● GIVEN PROBLEM
Report how many lines in the records below contain the word "objectreco". Give only the number.

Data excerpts

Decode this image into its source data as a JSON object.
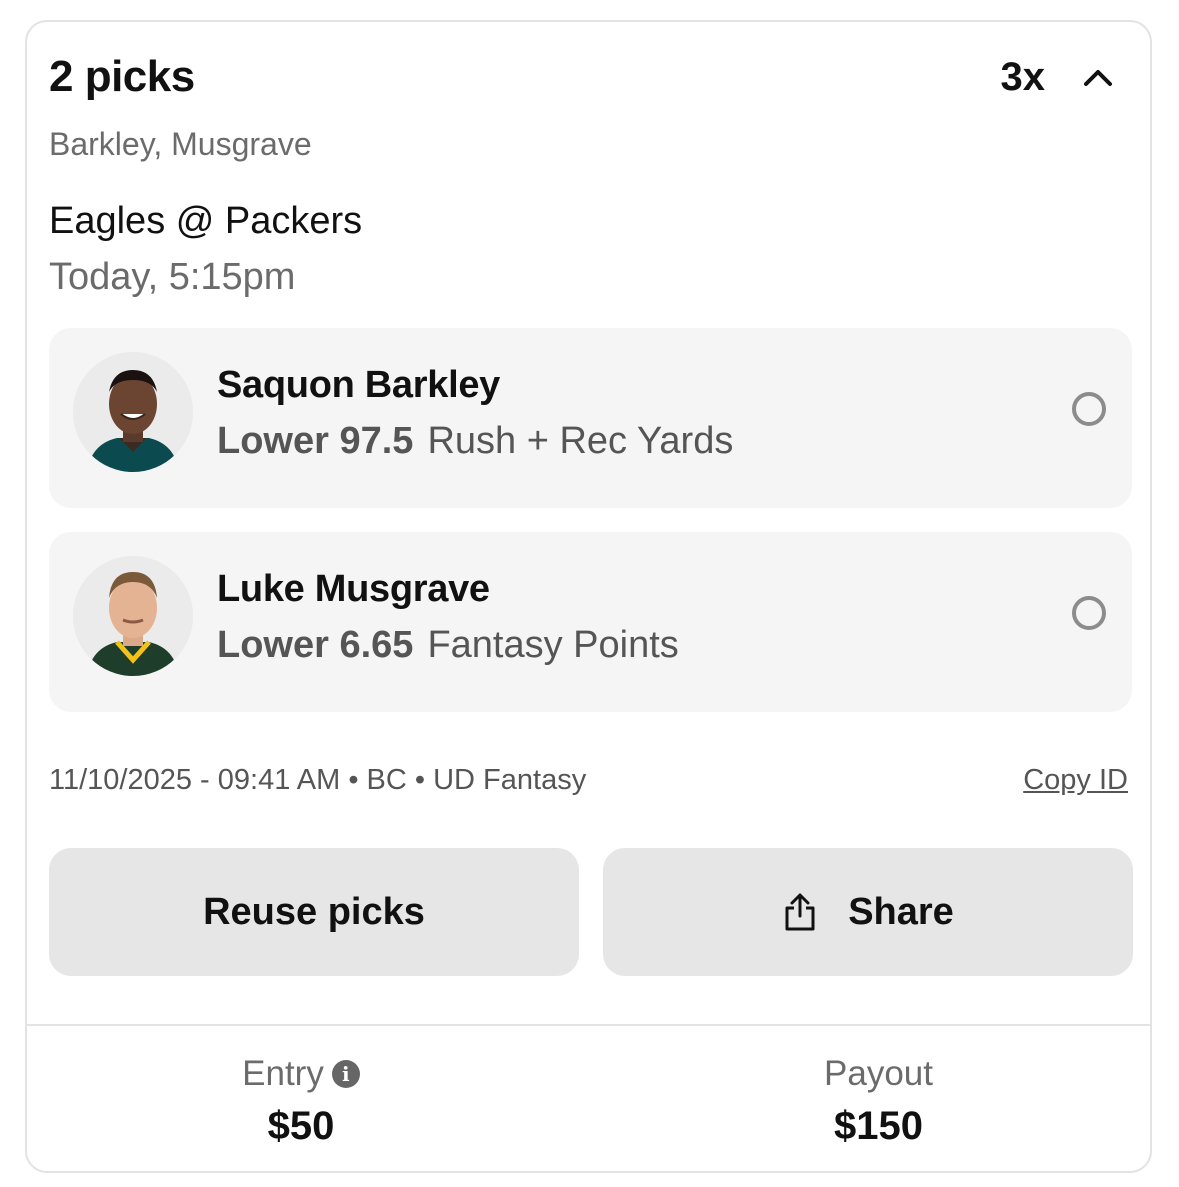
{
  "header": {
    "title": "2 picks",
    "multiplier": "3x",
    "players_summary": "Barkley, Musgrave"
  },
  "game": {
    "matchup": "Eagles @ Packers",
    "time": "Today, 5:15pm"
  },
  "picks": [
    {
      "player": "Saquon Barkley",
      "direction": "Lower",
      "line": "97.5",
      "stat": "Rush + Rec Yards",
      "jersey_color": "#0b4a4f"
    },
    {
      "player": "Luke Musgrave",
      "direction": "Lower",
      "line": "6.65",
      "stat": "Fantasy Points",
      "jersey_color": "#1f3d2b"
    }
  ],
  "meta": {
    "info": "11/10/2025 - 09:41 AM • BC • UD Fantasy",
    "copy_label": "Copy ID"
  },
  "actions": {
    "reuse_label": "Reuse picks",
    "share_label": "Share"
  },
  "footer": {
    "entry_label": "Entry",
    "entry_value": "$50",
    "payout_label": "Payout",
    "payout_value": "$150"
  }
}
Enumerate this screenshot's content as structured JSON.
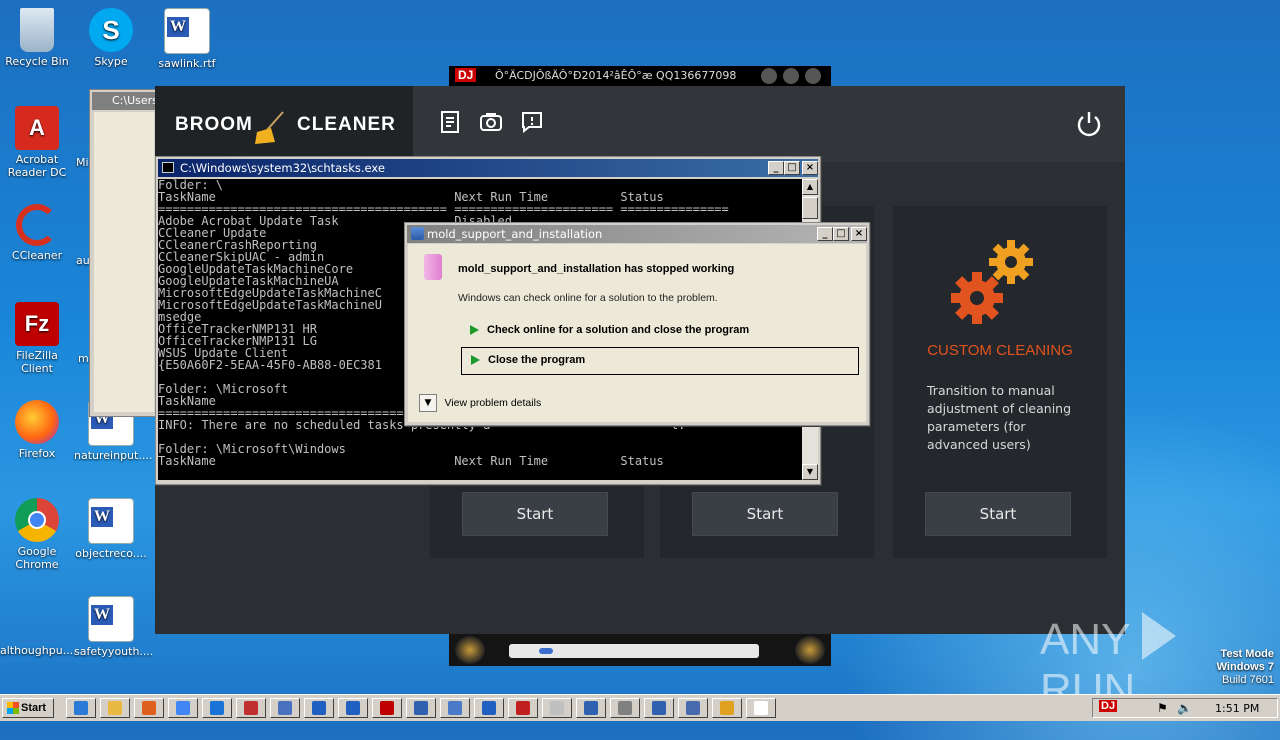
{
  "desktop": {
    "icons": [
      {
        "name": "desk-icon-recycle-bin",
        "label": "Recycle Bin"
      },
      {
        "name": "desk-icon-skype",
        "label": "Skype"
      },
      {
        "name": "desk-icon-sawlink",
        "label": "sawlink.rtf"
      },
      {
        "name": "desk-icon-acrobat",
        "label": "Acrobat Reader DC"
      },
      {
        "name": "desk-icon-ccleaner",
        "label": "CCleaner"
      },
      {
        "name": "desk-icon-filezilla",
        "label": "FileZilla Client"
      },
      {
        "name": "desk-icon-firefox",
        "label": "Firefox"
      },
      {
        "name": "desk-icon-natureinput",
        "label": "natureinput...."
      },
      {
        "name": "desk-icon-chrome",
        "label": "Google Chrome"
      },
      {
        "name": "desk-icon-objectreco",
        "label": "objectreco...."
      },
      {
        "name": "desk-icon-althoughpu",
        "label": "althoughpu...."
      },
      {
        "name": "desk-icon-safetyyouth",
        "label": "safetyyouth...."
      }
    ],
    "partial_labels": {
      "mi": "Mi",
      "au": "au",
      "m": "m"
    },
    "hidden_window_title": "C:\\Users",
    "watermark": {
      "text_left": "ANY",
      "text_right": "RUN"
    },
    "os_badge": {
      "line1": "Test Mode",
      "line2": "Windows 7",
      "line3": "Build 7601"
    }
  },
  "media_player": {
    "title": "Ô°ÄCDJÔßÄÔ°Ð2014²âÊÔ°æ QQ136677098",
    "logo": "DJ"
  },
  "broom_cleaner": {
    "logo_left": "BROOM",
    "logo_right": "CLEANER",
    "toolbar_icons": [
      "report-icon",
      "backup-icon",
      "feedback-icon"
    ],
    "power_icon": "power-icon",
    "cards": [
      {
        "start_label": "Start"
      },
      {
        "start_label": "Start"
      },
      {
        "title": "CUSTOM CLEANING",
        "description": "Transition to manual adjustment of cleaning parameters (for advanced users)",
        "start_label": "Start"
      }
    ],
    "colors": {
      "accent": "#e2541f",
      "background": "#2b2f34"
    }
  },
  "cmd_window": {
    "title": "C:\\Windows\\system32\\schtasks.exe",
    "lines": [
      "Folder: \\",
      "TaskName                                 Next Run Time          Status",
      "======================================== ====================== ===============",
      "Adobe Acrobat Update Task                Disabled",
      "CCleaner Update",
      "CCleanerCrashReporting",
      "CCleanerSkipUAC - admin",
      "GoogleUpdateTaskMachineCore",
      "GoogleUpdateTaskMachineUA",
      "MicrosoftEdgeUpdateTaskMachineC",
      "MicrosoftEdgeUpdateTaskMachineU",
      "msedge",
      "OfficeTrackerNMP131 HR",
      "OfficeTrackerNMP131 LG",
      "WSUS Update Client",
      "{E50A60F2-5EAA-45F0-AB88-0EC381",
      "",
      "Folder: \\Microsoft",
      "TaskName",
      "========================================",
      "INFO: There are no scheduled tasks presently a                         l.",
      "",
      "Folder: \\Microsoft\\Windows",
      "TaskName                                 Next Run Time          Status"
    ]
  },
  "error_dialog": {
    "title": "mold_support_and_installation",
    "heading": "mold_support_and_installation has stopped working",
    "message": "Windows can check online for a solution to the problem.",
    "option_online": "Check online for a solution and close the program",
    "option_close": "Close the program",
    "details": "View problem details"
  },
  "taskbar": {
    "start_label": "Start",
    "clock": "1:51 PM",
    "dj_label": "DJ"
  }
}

● SOLUTION FOR THIS PROBLEM
2